■ STATED GOAL
Copy each line of the records that holds the string "reduce".

##### DATA ROWS #####

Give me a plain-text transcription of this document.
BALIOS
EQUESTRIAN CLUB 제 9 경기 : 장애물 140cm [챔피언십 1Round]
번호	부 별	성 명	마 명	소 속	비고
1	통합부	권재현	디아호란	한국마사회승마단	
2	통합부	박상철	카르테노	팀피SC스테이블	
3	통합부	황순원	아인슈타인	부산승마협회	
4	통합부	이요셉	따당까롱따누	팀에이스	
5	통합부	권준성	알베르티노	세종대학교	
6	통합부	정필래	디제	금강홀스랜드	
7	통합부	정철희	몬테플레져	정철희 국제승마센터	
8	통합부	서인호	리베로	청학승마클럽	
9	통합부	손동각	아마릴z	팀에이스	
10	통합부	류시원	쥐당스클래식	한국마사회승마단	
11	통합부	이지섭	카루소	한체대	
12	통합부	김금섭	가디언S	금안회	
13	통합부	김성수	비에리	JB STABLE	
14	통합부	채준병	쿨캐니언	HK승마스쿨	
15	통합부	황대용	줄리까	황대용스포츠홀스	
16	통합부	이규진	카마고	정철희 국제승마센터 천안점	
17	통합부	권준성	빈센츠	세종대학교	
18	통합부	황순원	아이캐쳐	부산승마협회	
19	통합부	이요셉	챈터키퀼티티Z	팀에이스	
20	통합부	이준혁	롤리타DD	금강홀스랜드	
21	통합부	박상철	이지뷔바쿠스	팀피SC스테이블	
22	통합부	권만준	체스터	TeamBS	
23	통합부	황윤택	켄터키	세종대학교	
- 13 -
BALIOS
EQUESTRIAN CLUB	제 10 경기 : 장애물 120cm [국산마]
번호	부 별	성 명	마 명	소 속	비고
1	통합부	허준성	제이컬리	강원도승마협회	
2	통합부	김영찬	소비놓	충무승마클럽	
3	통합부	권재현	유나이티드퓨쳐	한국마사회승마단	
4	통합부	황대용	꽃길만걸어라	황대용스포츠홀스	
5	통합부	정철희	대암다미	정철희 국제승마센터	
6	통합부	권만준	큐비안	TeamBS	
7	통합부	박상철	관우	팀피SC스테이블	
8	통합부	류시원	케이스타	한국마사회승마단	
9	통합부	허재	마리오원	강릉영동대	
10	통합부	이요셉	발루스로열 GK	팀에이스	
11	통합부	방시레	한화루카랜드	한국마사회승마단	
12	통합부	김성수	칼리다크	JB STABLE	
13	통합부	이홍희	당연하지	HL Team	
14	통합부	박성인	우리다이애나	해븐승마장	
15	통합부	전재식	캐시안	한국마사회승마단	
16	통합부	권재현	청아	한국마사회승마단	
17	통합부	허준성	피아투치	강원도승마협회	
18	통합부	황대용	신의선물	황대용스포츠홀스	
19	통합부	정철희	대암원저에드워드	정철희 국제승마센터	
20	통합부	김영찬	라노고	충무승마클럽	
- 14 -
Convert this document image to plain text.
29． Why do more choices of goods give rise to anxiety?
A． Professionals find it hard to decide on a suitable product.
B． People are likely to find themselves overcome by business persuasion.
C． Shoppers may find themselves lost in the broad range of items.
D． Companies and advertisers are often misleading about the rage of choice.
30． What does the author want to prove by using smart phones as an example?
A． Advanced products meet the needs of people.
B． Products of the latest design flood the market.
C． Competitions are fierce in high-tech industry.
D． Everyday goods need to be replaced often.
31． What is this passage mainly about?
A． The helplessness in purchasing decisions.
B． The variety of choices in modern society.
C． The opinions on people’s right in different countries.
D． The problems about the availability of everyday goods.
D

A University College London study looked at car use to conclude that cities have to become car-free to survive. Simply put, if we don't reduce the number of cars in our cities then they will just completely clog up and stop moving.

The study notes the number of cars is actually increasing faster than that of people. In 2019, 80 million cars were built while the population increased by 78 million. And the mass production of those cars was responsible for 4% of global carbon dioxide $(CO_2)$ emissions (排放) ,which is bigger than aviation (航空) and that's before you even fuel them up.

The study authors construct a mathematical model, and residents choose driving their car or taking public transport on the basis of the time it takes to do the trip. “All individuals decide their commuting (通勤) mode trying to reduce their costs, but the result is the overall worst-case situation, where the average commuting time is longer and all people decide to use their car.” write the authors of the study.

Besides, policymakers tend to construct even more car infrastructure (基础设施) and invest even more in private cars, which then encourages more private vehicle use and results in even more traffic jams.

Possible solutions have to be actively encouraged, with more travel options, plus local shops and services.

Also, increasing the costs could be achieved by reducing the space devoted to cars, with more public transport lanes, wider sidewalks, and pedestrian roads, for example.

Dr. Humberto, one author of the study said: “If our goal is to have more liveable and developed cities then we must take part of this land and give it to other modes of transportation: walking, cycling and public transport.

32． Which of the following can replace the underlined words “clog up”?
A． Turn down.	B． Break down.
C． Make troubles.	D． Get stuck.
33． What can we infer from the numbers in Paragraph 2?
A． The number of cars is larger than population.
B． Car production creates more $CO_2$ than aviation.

#####

■ EXERCISE OUTPUT
A University College London study looked at car use to conclude that cities have to become car-free to survive. Simply put, if we don't reduce the number of cars in our cities then they will just completely clog up and stop moving.
The study authors construct a mathematical model, and residents choose driving their car or taking public transport on the basis of the time it takes to do the trip. “All individuals decide their commuting (通勤) mode trying to reduce their costs, but the result is the overall worst-case situation, where the average commuting time is longer and all people decide to use their car.” write the authors of the study.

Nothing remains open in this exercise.